» **PROBLEM REQUIREMENTS**
Below is a set of records; print all of them exactly as written.

**********

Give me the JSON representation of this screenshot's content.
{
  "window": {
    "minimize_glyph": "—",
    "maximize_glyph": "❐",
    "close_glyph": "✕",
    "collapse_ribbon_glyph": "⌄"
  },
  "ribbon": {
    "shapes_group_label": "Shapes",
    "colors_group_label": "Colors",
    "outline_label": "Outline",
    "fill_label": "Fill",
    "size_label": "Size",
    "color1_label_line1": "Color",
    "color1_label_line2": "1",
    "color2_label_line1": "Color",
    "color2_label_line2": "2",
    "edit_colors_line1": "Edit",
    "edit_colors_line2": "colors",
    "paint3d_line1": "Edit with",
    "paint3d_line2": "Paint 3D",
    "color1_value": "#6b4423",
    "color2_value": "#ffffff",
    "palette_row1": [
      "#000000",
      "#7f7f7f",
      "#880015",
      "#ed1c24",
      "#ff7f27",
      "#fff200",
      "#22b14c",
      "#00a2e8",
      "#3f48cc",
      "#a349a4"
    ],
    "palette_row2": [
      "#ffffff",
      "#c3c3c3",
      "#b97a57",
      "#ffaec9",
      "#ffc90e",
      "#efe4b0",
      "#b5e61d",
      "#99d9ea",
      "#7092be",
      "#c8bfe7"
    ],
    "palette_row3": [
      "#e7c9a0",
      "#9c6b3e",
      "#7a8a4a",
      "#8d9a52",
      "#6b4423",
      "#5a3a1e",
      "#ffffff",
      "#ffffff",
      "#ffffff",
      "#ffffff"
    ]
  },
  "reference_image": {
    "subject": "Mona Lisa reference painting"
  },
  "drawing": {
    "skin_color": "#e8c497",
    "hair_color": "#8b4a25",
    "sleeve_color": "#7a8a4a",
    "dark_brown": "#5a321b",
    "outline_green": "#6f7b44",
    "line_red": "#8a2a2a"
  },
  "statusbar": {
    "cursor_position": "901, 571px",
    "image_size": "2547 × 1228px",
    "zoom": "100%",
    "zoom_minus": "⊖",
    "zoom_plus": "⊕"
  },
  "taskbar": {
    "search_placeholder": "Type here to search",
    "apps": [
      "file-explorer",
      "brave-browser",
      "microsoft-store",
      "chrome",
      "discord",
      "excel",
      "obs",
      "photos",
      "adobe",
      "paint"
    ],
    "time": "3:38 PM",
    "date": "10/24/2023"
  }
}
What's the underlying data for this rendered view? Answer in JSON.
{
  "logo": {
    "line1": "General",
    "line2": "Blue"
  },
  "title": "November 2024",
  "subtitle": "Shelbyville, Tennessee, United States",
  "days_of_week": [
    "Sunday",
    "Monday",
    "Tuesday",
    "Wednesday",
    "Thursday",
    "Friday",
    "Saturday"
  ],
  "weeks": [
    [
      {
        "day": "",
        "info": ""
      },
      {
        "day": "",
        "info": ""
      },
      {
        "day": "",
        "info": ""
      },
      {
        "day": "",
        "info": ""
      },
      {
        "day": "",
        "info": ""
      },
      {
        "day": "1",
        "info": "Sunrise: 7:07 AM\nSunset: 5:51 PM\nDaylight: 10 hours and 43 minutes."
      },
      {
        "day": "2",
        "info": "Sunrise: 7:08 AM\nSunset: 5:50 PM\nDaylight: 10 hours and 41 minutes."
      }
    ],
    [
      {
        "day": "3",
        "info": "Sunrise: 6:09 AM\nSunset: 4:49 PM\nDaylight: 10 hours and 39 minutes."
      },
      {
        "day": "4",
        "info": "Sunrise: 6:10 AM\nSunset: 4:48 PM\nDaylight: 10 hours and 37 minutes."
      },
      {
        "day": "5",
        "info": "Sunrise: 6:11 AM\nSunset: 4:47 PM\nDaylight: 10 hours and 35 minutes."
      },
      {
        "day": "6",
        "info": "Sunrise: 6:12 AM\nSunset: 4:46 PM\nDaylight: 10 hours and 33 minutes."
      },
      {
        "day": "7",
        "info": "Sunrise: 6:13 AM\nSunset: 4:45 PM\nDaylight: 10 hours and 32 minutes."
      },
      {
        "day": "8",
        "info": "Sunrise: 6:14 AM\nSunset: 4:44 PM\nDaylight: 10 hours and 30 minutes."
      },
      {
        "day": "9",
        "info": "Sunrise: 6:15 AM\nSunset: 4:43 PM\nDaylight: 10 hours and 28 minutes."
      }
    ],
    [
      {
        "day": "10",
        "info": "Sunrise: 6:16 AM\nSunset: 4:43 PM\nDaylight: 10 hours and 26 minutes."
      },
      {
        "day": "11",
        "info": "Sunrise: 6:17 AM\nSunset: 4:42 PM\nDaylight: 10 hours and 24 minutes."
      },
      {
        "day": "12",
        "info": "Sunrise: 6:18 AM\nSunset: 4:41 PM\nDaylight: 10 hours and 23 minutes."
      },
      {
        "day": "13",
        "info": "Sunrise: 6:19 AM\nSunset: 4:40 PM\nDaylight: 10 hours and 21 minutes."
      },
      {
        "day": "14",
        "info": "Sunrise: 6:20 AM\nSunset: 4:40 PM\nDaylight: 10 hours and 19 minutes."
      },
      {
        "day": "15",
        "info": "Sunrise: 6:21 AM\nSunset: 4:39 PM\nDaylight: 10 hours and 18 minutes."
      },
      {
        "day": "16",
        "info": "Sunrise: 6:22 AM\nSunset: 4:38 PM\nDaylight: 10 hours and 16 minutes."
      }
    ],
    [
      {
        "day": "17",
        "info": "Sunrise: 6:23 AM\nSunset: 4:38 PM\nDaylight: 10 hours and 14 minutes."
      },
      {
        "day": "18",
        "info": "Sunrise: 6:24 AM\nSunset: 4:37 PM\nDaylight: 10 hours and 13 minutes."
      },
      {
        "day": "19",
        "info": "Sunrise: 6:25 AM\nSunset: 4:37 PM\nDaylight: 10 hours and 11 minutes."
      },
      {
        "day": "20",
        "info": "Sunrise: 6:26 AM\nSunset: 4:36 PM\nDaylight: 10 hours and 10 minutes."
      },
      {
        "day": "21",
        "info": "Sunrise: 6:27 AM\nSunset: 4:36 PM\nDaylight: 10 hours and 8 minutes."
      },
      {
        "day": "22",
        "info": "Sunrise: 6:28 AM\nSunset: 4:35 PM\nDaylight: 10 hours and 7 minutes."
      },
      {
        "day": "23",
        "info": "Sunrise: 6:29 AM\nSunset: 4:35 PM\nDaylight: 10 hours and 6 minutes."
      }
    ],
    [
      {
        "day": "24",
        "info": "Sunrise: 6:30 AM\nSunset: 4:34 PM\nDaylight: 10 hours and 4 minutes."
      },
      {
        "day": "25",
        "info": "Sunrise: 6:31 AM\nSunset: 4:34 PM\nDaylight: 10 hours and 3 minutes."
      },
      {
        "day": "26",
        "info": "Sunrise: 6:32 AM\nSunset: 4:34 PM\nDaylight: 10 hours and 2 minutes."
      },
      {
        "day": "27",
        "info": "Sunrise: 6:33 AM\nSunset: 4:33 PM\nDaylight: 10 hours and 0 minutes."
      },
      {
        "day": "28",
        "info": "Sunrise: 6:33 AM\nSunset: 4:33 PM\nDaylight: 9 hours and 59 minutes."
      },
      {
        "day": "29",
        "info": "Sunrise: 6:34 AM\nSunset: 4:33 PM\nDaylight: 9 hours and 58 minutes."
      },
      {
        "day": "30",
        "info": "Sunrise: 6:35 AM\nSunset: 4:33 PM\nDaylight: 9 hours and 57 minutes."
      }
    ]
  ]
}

**********

» **RESPONSE TO THE EXERCISE**
Give me the JSON representation of this screenshot's content.
{
  "window": {
    "minimize_glyph": "—",
    "maximize_glyph": "❐",
    "close_glyph": "✕",
    "collapse_ribbon_glyph": "⌄"
  },
  "ribbon": {
    "shapes_group_label": "Shapes",
    "colors_group_label": "Colors",
    "outline_label": "Outline",
    "fill_label": "Fill",
    "size_label": "Size",
    "color1_label_line1": "Color",
    "color1_label_line2": "1",
    "color2_label_line1": "Color",
    "color2_label_line2": "2",
    "edit_colors_line1": "Edit",
    "edit_colors_line2": "colors",
    "paint3d_line1": "Edit with",
    "paint3d_line2": "Paint 3D",
    "color1_value": "#6b4423",
    "color2_value": "#ffffff",
    "palette_row1": [
      "#000000",
      "#7f7f7f",
      "#880015",
      "#ed1c24",
      "#ff7f27",
      "#fff200",
      "#22b14c",
      "#00a2e8",
      "#3f48cc",
      "#a349a4"
    ],
    "palette_row2": [
      "#ffffff",
      "#c3c3c3",
      "#b97a57",
      "#ffaec9",
      "#ffc90e",
      "#efe4b0",
      "#b5e61d",
      "#99d9ea",
      "#7092be",
      "#c8bfe7"
    ],
    "palette_row3": [
      "#e7c9a0",
      "#9c6b3e",
      "#7a8a4a",
      "#8d9a52",
      "#6b4423",
      "#5a3a1e",
      "#ffffff",
      "#ffffff",
      "#ffffff",
      "#ffffff"
    ]
  },
  "reference_image": {
    "subject": "Mona Lisa reference painting"
  },
  "drawing": {
    "skin_color": "#e8c497",
    "hair_color": "#8b4a25",
    "sleeve_color": "#7a8a4a",
    "dark_brown": "#5a321b",
    "outline_green": "#6f7b44",
    "line_red": "#8a2a2a"
  },
  "statusbar": {
    "cursor_position": "901, 571px",
    "image_size": "2547 × 1228px",
    "zoom": "100%",
    "zoom_minus": "⊖",
    "zoom_plus": "⊕"
  },
  "taskbar": {
    "search_placeholder": "Type here to search",
    "apps": [
      "file-explorer",
      "brave-browser",
      "microsoft-store",
      "chrome",
      "discord",
      "excel",
      "obs",
      "photos",
      "adobe",
      "paint"
    ],
    "time": "3:38 PM",
    "date": "10/24/2023"
  }
}
What's the underlying data for this rendered view? Answer in JSON.
{
  "logo": {
    "line1": "General",
    "line2": "Blue"
  },
  "title": "November 2024",
  "subtitle": "Shelbyville, Tennessee, United States",
  "days_of_week": [
    "Sunday",
    "Monday",
    "Tuesday",
    "Wednesday",
    "Thursday",
    "Friday",
    "Saturday"
  ],
  "weeks": [
    [
      {
        "day": "",
        "info": ""
      },
      {
        "day": "",
        "info": ""
      },
      {
        "day": "",
        "info": ""
      },
      {
        "day": "",
        "info": ""
      },
      {
        "day": "",
        "info": ""
      },
      {
        "day": "1",
        "info": "Sunrise: 7:07 AM\nSunset: 5:51 PM\nDaylight: 10 hours and 43 minutes."
      },
      {
        "day": "2",
        "info": "Sunrise: 7:08 AM\nSunset: 5:50 PM\nDaylight: 10 hours and 41 minutes."
      }
    ],
    [
      {
        "day": "3",
        "info": "Sunrise: 6:09 AM\nSunset: 4:49 PM\nDaylight: 10 hours and 39 minutes."
      },
      {
        "day": "4",
        "info": "Sunrise: 6:10 AM\nSunset: 4:48 PM\nDaylight: 10 hours and 37 minutes."
      },
      {
        "day": "5",
        "info": "Sunrise: 6:11 AM\nSunset: 4:47 PM\nDaylight: 10 hours and 35 minutes."
      },
      {
        "day": "6",
        "info": "Sunrise: 6:12 AM\nSunset: 4:46 PM\nDaylight: 10 hours and 33 minutes."
      },
      {
        "day": "7",
        "info": "Sunrise: 6:13 AM\nSunset: 4:45 PM\nDaylight: 10 hours and 32 minutes."
      },
      {
        "day": "8",
        "info": "Sunrise: 6:14 AM\nSunset: 4:44 PM\nDaylight: 10 hours and 30 minutes."
      },
      {
        "day": "9",
        "info": "Sunrise: 6:15 AM\nSunset: 4:43 PM\nDaylight: 10 hours and 28 minutes."
      }
    ],
    [
      {
        "day": "10",
        "info": "Sunrise: 6:16 AM\nSunset: 4:43 PM\nDaylight: 10 hours and 26 minutes."
      },
      {
        "day": "11",
        "info": "Sunrise: 6:17 AM\nSunset: 4:42 PM\nDaylight: 10 hours and 24 minutes."
      },
      {
        "day": "12",
        "info": "Sunrise: 6:18 AM\nSunset: 4:41 PM\nDaylight: 10 hours and 23 minutes."
      },
      {
        "day": "13",
        "info": "Sunrise: 6:19 AM\nSunset: 4:40 PM\nDaylight: 10 hours and 21 minutes."
      },
      {
        "day": "14",
        "info": "Sunrise: 6:20 AM\nSunset: 4:40 PM\nDaylight: 10 hours and 19 minutes."
      },
      {
        "day": "15",
        "info": "Sunrise: 6:21 AM\nSunset: 4:39 PM\nDaylight: 10 hours and 18 minutes."
      },
      {
        "day": "16",
        "info": "Sunrise: 6:22 AM\nSunset: 4:38 PM\nDaylight: 10 hours and 16 minutes."
      }
    ],
    [
      {
        "day": "17",
        "info": "Sunrise: 6:23 AM\nSunset: 4:38 PM\nDaylight: 10 hours and 14 minutes."
      },
      {
        "day": "18",
        "info": "Sunrise: 6:24 AM\nSunset: 4:37 PM\nDaylight: 10 hours and 13 minutes."
      },
      {
        "day": "19",
        "info": "Sunrise: 6:25 AM\nSunset: 4:37 PM\nDaylight: 10 hours and 11 minutes."
      },
      {
        "day": "20",
        "info": "Sunrise: 6:26 AM\nSunset: 4:36 PM\nDaylight: 10 hours and 10 minutes."
      },
      {
        "day": "21",
        "info": "Sunrise: 6:27 AM\nSunset: 4:36 PM\nDaylight: 10 hours and 8 minutes."
      },
      {
        "day": "22",
        "info": "Sunrise: 6:28 AM\nSunset: 4:35 PM\nDaylight: 10 hours and 7 minutes."
      },
      {
        "day": "23",
        "info": "Sunrise: 6:29 AM\nSunset: 4:35 PM\nDaylight: 10 hours and 6 minutes."
      }
    ],
    [
      {
        "day": "24",
        "info": "Sunrise: 6:30 AM\nSunset: 4:34 PM\nDaylight: 10 hours and 4 minutes."
      },
      {
        "day": "25",
        "info": "Sunrise: 6:31 AM\nSunset: 4:34 PM\nDaylight: 10 hours and 3 minutes."
      },
      {
        "day": "26",
        "info": "Sunrise: 6:32 AM\nSunset: 4:34 PM\nDaylight: 10 hours and 2 minutes."
      },
      {
        "day": "27",
        "info": "Sunrise: 6:33 AM\nSunset: 4:33 PM\nDaylight: 10 hours and 0 minutes."
      },
      {
        "day": "28",
        "info": "Sunrise: 6:33 AM\nSunset: 4:33 PM\nDaylight: 9 hours and 59 minutes."
      },
      {
        "day": "29",
        "info": "Sunrise: 6:34 AM\nSunset: 4:33 PM\nDaylight: 9 hours and 58 minutes."
      },
      {
        "day": "30",
        "info": "Sunrise: 6:35 AM\nSunset: 4:33 PM\nDaylight: 9 hours and 57 minutes."
      }
    ]
  ]
}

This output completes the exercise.